Figure dataset records
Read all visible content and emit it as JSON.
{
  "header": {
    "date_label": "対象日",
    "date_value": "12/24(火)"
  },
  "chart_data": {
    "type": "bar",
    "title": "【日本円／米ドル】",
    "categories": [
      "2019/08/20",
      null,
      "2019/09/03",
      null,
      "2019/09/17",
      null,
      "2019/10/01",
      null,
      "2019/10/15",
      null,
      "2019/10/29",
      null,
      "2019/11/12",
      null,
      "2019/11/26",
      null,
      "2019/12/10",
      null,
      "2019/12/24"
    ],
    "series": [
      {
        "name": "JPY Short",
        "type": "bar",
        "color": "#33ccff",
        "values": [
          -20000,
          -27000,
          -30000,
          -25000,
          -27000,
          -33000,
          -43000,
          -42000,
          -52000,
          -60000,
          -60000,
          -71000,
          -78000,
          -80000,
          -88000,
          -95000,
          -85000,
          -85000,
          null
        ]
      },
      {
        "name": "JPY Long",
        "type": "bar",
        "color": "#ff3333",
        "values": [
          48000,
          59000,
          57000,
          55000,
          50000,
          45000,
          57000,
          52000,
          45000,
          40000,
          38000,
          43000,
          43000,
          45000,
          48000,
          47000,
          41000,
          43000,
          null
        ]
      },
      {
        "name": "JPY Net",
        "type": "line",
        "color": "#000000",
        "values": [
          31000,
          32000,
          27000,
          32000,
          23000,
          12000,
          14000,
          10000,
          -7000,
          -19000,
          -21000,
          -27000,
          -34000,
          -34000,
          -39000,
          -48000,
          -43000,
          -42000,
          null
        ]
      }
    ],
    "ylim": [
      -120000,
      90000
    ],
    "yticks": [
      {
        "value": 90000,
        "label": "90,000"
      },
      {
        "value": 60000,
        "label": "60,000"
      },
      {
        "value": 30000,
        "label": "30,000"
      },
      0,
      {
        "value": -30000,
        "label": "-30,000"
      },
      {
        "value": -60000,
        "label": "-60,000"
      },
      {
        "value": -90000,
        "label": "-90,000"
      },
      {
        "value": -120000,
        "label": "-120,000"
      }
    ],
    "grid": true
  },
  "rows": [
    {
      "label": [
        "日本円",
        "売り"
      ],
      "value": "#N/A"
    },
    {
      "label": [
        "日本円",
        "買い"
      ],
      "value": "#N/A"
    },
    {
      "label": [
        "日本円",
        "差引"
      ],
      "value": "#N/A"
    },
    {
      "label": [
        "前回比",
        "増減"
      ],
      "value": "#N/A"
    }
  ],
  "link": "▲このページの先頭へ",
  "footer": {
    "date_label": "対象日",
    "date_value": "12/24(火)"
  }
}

### THE EXERCISE
Go through the listing above and pull out each line containing the word "name".

### TASK SOLUTION
        "name": "JPY Short",
        "name": "JPY Long",
        "name": "JPY Net",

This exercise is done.